• Problems and tasks
1: List every news organization or publication named in the article about Leah Remini and Trump's view of the media.
2: Extend the article about Leah Remini and Trump's hostility toward the media past its final sentence.

• Selected passage
Trump is basically a Scientologist: Leah Remini says the president's hostility toward the media is familiar

Scientology teaches "that news is a bad place, that the news lies"

Published February 8, 2017 11:03PM (EST)

Leah Remini   (AP/Richard Shotwell/Reuters/Mario Anzuoni/Photo montage by Salon)
Leah Remini (AP/Richard Shotwell/Reuters/Mario Anzuoni/Photo montage by Salon)

This article originally appeared on AlterNet.

AlterNetPresident Trump's inauguration ushered in a new war between a fact-free administration and a free press.

“The media should be embarrassed and humiliated and keep its mouth shut and just listen for a while," Trump Strategist Steve Bannon told The New York Times on Thursday. “The media here is the opposition party. They don’t understand this country. They still do not understand why Donald Trump is the president of the United States.”

For actress and former scientologist, Leah Remini, Trump's distrust in the media was a very familiar sentiment.

"From the very beginning of the teachings in Scientology you were taught that news is a bad place, that the news lies, that’s what they do, they’re the business of lies," Remini told host Conan O'Brien when she guest-starred on "Conan" this week.

“So you’re saying Trump is a scientologist?” Conan asked her.

The crowd roared. Remini then relayed more of her teachings.

“Parishioners believe, because we are told every day, ‘We are doing amazing things for the world, for mankind', so you’re trained and conditioned to believe that good news will not get out there, specifically toward Scientology," she said.

According to Remini, "the brainwashing begins very early on."

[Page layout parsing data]
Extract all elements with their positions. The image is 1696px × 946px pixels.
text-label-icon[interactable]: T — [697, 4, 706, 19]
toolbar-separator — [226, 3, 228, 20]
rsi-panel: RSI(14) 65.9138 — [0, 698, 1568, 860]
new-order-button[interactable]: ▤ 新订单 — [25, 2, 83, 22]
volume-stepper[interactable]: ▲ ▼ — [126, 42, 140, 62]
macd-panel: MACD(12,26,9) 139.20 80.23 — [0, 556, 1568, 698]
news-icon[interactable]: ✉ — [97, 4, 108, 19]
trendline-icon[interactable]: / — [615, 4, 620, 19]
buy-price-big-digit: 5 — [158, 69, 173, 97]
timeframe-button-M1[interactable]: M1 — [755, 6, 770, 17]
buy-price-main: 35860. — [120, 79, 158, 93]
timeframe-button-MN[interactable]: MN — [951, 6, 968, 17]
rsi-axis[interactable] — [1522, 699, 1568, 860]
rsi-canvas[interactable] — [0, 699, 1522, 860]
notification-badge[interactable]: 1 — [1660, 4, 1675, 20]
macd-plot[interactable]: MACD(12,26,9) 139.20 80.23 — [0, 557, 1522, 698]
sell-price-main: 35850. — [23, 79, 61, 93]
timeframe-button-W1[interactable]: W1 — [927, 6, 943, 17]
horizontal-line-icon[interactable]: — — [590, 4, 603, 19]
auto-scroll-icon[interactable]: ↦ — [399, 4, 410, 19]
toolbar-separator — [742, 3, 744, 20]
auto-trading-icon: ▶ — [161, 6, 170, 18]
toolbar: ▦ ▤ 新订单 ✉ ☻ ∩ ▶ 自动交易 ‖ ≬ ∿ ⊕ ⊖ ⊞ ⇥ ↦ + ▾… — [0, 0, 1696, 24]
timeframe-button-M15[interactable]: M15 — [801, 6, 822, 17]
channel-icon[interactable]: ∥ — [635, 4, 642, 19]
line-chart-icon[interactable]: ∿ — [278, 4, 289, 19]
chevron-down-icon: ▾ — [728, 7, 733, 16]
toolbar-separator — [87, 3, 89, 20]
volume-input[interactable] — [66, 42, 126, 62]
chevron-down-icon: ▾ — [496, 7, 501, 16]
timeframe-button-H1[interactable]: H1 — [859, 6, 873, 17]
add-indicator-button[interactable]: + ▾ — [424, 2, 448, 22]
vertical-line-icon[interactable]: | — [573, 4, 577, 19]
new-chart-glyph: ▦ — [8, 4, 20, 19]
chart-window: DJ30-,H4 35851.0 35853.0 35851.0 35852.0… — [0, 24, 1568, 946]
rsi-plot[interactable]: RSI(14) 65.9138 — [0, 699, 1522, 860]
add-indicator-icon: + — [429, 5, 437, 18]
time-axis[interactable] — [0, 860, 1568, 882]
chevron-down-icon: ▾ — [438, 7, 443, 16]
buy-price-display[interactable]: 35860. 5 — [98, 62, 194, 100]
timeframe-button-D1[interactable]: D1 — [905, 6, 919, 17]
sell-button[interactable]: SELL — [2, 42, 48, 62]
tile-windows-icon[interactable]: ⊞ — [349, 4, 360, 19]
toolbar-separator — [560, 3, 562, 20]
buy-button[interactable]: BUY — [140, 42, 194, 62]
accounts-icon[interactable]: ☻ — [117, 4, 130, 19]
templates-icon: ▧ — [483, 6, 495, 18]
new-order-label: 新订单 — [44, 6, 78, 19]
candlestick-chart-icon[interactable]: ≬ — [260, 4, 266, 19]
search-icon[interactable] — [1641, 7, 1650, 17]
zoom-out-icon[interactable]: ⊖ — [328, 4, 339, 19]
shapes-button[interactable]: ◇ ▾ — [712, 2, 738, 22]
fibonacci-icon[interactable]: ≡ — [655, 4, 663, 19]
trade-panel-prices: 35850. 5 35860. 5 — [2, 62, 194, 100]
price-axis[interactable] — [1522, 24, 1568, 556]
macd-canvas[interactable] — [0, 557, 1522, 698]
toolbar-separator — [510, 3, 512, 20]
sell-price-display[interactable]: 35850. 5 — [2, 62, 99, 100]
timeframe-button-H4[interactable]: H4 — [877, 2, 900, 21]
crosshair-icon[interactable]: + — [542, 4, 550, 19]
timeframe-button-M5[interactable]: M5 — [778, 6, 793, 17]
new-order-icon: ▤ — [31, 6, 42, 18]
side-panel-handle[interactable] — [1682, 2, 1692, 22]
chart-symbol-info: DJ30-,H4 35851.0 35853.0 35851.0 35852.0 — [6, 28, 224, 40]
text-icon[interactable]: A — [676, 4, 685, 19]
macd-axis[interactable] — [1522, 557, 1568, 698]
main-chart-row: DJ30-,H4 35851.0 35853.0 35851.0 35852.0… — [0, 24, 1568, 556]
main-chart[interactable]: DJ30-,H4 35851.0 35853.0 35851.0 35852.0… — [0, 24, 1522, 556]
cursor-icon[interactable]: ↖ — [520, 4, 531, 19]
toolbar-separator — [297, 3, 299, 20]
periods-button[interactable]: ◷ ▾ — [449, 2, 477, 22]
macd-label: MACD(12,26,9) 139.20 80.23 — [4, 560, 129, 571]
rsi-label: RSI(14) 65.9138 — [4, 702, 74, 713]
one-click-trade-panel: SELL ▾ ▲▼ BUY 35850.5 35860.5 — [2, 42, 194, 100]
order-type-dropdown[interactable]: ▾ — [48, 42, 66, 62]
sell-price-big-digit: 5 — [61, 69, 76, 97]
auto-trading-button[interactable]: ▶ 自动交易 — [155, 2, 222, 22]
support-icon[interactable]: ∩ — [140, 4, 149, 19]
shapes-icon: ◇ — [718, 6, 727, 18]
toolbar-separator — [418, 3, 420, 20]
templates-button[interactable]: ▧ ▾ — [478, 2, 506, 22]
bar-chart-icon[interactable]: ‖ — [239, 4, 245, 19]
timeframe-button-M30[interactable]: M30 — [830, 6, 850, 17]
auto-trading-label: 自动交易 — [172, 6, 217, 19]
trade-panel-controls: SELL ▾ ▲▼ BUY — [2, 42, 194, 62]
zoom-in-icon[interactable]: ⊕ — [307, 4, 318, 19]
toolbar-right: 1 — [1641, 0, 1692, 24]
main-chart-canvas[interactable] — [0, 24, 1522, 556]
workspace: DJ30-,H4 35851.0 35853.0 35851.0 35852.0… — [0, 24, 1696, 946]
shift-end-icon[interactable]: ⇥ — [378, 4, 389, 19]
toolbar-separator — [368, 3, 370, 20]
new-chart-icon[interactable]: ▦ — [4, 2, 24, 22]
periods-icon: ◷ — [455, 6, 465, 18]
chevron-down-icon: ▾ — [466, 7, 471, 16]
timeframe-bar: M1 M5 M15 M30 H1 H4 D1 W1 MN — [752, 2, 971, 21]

• Expected outputs
1: AP, Reuters, Salon, AlterNet, The New York Times

2:
"If you do see something on the internet, remember, this organization requires that you go in every single day, two and a half hours a day — the minimum — 7 days a week — so you are conditioned to believe that looking on the internet or.. reading something that is critical to your church is a transgression, is a sin, so you feel compelled to say that the very next day, because you’re going in every day," she explained.

O'Brien then asked her what would happen, should someone criticize the church.

"You would need to then go into the church of Scientology and say, ‘I have to tell you, I read this article in Newsweek or Time Magazine or I saw this documentary and they said these things and then you would have to atone for it?" he hypothesized.

Remini confirmed she would be "punished and interrogated" for why she actively sought out these materials and went against the people “single handedly saving mankind.”

“It’s not that information wasn’t there.. I chose not to look because the repercussions of doing so were great," she pointed out "And if I said ‘Well, screw it, I’m gonna look anyway, and screw it, I’m gonna continue to question what I’m doing and what I’m hearing about,' then they would go after your family… so you just learned.”